## Given entries
####################

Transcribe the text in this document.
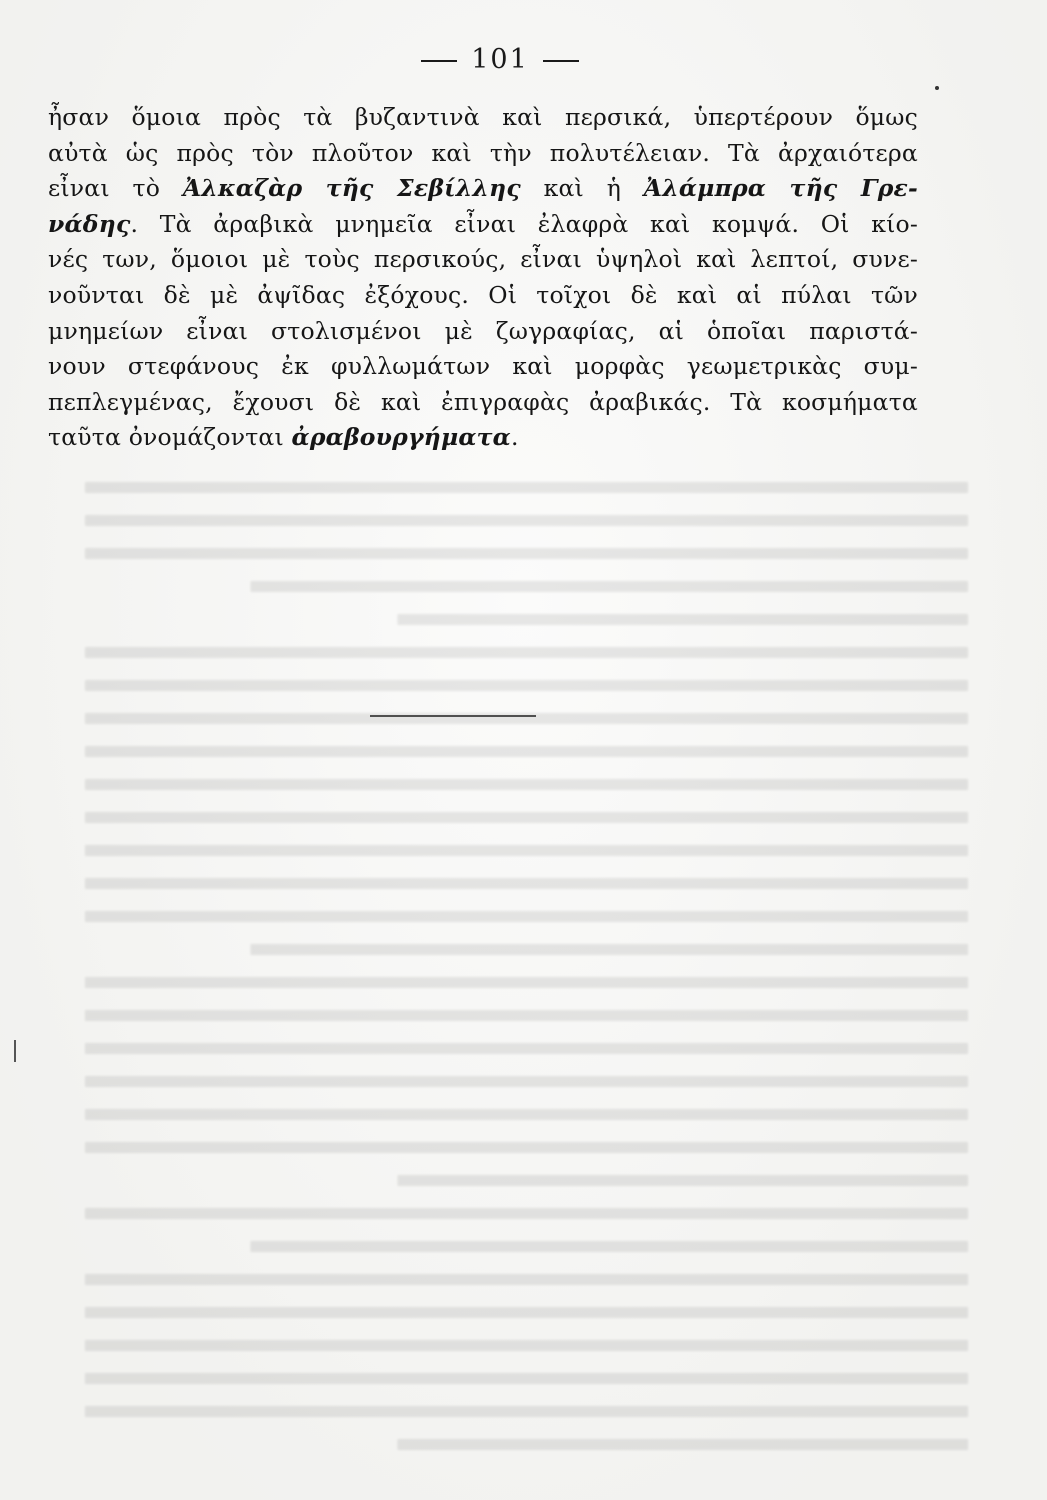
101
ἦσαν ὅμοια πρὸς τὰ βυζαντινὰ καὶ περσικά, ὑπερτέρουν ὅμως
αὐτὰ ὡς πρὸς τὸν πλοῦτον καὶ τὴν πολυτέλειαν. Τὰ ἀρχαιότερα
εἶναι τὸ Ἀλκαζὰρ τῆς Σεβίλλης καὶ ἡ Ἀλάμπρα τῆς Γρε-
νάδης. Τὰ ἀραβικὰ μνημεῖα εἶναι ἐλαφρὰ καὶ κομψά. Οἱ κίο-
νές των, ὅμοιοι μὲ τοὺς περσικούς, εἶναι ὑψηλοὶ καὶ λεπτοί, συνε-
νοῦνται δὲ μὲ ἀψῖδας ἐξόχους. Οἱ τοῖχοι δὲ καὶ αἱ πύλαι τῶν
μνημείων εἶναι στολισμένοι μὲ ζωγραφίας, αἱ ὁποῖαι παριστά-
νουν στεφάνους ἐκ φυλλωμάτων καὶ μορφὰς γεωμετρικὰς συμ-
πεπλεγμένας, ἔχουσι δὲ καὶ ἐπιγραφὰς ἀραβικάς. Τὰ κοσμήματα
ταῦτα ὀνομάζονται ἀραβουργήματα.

####################

## Set task
Tally the lines above containing "πρὸς". Answer with the count only.

## Exercise result
2